» THE RECORDS
[BEGIN]
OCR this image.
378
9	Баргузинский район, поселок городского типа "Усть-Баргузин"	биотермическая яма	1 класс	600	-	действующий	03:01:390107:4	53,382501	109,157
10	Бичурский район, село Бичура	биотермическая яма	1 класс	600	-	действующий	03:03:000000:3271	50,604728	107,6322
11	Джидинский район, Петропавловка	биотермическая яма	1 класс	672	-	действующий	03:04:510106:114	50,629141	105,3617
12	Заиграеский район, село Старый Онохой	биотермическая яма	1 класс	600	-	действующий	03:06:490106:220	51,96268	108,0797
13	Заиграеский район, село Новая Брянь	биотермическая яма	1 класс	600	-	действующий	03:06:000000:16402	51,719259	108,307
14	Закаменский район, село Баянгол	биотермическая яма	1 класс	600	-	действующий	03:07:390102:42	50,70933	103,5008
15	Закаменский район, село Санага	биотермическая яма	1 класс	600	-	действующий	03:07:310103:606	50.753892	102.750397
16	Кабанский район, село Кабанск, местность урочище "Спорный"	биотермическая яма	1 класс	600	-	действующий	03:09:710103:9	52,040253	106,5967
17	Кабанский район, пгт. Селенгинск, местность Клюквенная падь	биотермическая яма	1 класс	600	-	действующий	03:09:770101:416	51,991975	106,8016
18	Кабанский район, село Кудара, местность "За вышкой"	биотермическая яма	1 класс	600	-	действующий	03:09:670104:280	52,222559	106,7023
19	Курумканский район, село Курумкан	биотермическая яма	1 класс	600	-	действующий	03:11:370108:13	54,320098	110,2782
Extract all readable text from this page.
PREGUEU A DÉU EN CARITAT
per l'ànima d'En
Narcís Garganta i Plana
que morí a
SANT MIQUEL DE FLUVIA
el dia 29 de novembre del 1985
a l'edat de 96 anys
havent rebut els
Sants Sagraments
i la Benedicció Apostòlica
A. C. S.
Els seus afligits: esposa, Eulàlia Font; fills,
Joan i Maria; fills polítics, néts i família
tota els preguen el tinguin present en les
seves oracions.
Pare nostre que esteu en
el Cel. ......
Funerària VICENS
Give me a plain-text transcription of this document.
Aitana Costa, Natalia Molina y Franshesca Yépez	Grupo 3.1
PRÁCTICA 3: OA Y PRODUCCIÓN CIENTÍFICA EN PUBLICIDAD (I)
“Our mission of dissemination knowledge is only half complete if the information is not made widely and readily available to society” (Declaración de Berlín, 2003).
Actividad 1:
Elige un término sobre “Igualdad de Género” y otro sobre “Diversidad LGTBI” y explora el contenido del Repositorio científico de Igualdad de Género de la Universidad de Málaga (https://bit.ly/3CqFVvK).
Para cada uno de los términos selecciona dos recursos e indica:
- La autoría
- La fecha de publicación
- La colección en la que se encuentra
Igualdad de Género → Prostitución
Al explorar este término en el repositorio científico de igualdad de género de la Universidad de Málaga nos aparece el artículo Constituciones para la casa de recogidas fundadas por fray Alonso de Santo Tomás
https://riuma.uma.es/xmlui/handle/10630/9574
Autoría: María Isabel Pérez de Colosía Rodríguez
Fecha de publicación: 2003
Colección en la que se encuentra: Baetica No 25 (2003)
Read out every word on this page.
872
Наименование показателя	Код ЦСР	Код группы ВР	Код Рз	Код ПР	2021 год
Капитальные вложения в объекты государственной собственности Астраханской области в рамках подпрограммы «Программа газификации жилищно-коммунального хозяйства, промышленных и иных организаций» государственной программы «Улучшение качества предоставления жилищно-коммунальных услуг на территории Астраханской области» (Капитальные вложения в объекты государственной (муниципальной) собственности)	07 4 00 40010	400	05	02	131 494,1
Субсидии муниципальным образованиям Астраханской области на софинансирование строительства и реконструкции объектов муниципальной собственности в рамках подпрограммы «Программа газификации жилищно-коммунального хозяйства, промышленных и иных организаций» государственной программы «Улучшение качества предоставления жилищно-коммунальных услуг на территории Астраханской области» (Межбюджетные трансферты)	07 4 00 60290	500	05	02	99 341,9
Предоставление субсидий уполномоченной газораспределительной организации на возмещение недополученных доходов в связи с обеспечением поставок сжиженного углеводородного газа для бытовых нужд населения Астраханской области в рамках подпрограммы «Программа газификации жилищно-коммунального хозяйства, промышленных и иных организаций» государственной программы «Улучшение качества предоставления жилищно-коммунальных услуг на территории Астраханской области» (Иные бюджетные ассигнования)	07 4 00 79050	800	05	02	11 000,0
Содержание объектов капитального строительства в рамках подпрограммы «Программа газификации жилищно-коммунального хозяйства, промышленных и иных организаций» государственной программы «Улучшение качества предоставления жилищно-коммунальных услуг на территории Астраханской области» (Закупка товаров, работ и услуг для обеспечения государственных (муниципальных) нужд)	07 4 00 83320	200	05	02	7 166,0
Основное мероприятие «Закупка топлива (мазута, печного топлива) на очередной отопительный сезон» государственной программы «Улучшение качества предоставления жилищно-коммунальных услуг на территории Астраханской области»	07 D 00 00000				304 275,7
[END]
Look through the records and gather every line containing "fills".

Els seus afligits: esposa, Eulàlia Font; fills,
Joan i Maria; fills polítics, néts i família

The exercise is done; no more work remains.